→ Problem:
Copy out all the entries word for word.

Data listing:

----

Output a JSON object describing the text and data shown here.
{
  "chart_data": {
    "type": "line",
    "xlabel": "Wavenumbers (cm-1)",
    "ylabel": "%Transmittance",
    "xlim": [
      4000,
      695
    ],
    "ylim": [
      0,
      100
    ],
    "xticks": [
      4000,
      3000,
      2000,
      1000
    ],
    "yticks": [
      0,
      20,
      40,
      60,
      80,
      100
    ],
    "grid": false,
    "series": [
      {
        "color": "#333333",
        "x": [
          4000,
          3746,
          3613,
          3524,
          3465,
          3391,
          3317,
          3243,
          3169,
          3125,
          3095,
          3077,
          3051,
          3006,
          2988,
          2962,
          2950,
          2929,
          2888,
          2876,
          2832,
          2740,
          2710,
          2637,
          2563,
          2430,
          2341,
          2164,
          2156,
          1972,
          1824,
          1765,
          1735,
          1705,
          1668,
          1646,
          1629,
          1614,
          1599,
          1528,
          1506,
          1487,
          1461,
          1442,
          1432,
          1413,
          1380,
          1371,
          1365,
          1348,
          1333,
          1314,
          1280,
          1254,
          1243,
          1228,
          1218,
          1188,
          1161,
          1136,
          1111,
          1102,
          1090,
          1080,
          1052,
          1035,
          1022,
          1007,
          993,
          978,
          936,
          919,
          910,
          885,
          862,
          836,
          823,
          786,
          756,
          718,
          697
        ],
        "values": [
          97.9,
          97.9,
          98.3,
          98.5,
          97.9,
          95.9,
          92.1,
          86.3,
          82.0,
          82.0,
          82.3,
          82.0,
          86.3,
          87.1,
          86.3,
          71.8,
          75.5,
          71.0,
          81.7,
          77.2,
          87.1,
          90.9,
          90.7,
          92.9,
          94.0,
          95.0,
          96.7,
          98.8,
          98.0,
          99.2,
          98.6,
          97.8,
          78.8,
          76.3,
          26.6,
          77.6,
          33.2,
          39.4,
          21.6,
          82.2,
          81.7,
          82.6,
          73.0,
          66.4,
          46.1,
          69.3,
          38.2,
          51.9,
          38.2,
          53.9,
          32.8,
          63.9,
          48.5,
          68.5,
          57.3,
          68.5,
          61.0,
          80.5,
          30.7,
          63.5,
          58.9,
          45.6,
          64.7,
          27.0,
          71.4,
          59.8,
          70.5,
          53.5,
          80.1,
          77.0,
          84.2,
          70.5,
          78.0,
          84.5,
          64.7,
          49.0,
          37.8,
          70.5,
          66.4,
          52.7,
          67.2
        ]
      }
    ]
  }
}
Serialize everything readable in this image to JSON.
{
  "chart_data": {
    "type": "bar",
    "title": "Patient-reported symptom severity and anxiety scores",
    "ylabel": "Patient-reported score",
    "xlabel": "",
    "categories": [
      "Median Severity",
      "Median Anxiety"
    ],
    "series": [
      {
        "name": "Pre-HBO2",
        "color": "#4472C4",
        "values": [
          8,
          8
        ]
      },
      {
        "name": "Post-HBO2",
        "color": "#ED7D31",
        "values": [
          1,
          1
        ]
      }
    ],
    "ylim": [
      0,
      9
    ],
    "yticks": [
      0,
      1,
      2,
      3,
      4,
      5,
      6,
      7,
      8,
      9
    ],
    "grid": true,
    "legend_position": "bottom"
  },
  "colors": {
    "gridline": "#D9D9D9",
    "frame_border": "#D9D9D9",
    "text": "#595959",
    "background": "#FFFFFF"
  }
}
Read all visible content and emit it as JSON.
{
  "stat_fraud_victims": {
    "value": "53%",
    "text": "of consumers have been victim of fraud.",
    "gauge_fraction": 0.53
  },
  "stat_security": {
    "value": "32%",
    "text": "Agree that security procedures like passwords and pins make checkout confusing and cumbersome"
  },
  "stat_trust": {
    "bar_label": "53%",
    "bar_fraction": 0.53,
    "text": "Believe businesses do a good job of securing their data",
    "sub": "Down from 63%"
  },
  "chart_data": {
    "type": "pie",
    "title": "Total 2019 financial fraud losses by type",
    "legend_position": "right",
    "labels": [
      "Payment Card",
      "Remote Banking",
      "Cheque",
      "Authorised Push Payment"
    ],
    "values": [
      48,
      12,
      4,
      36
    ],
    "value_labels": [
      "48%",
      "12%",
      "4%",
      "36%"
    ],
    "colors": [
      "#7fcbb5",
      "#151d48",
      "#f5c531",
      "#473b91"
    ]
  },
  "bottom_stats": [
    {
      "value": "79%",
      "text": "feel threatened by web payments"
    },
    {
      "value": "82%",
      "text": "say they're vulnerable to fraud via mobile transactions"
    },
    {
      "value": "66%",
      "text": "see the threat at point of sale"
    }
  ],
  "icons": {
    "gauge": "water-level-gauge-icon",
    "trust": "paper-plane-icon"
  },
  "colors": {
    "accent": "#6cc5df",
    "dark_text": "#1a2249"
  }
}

----

→ Task response:
Output a JSON object describing the text and data shown here.
{
  "chart_data": {
    "type": "line",
    "xlabel": "Wavenumbers (cm-1)",
    "ylabel": "%Transmittance",
    "xlim": [
      4000,
      695
    ],
    "ylim": [
      0,
      100
    ],
    "xticks": [
      4000,
      3000,
      2000,
      1000
    ],
    "yticks": [
      0,
      20,
      40,
      60,
      80,
      100
    ],
    "grid": false,
    "series": [
      {
        "color": "#333333",
        "x": [
          4000,
          3746,
          3613,
          3524,
          3465,
          3391,
          3317,
          3243,
          3169,
          3125,
          3095,
          3077,
          3051,
          3006,
          2988,
          2962,
          2950,
          2929,
          2888,
          2876,
          2832,
          2740,
          2710,
          2637,
          2563,
          2430,
          2341,
          2164,
          2156,
          1972,
          1824,
          1765,
          1735,
          1705,
          1668,
          1646,
          1629,
          1614,
          1599,
          1528,
          1506,
          1487,
          1461,
          1442,
          1432,
          1413,
          1380,
          1371,
          1365,
          1348,
          1333,
          1314,
          1280,
          1254,
          1243,
          1228,
          1218,
          1188,
          1161,
          1136,
          1111,
          1102,
          1090,
          1080,
          1052,
          1035,
          1022,
          1007,
          993,
          978,
          936,
          919,
          910,
          885,
          862,
          836,
          823,
          786,
          756,
          718,
          697
        ],
        "values": [
          97.9,
          97.9,
          98.3,
          98.5,
          97.9,
          95.9,
          92.1,
          86.3,
          82.0,
          82.0,
          82.3,
          82.0,
          86.3,
          87.1,
          86.3,
          71.8,
          75.5,
          71.0,
          81.7,
          77.2,
          87.1,
          90.9,
          90.7,
          92.9,
          94.0,
          95.0,
          96.7,
          98.8,
          98.0,
          99.2,
          98.6,
          97.8,
          78.8,
          76.3,
          26.6,
          77.6,
          33.2,
          39.4,
          21.6,
          82.2,
          81.7,
          82.6,
          73.0,
          66.4,
          46.1,
          69.3,
          38.2,
          51.9,
          38.2,
          53.9,
          32.8,
          63.9,
          48.5,
          68.5,
          57.3,
          68.5,
          61.0,
          80.5,
          30.7,
          63.5,
          58.9,
          45.6,
          64.7,
          27.0,
          71.4,
          59.8,
          70.5,
          53.5,
          80.1,
          77.0,
          84.2,
          70.5,
          78.0,
          84.5,
          64.7,
          49.0,
          37.8,
          70.5,
          66.4,
          52.7,
          67.2
        ]
      }
    ]
  }
}
Serialize everything readable in this image to JSON.
{
  "chart_data": {
    "type": "bar",
    "title": "Patient-reported symptom severity and anxiety scores",
    "ylabel": "Patient-reported score",
    "xlabel": "",
    "categories": [
      "Median Severity",
      "Median Anxiety"
    ],
    "series": [
      {
        "name": "Pre-HBO2",
        "color": "#4472C4",
        "values": [
          8,
          8
        ]
      },
      {
        "name": "Post-HBO2",
        "color": "#ED7D31",
        "values": [
          1,
          1
        ]
      }
    ],
    "ylim": [
      0,
      9
    ],
    "yticks": [
      0,
      1,
      2,
      3,
      4,
      5,
      6,
      7,
      8,
      9
    ],
    "grid": true,
    "legend_position": "bottom"
  },
  "colors": {
    "gridline": "#D9D9D9",
    "frame_border": "#D9D9D9",
    "text": "#595959",
    "background": "#FFFFFF"
  }
}
Read all visible content and emit it as JSON.
{
  "stat_fraud_victims": {
    "value": "53%",
    "text": "of consumers have been victim of fraud.",
    "gauge_fraction": 0.53
  },
  "stat_security": {
    "value": "32%",
    "text": "Agree that security procedures like passwords and pins make checkout confusing and cumbersome"
  },
  "stat_trust": {
    "bar_label": "53%",
    "bar_fraction": 0.53,
    "text": "Believe businesses do a good job of securing their data",
    "sub": "Down from 63%"
  },
  "chart_data": {
    "type": "pie",
    "title": "Total 2019 financial fraud losses by type",
    "legend_position": "right",
    "labels": [
      "Payment Card",
      "Remote Banking",
      "Cheque",
      "Authorised Push Payment"
    ],
    "values": [
      48,
      12,
      4,
      36
    ],
    "value_labels": [
      "48%",
      "12%",
      "4%",
      "36%"
    ],
    "colors": [
      "#7fcbb5",
      "#151d48",
      "#f5c531",
      "#473b91"
    ]
  },
  "bottom_stats": [
    {
      "value": "79%",
      "text": "feel threatened by web payments"
    },
    {
      "value": "82%",
      "text": "say they're vulnerable to fraud via mobile transactions"
    },
    {
      "value": "66%",
      "text": "see the threat at point of sale"
    }
  ],
  "icons": {
    "gauge": "water-level-gauge-icon",
    "trust": "paper-plane-icon"
  },
  "colors": {
    "accent": "#6cc5df",
    "dark_text": "#1a2249"
  }
}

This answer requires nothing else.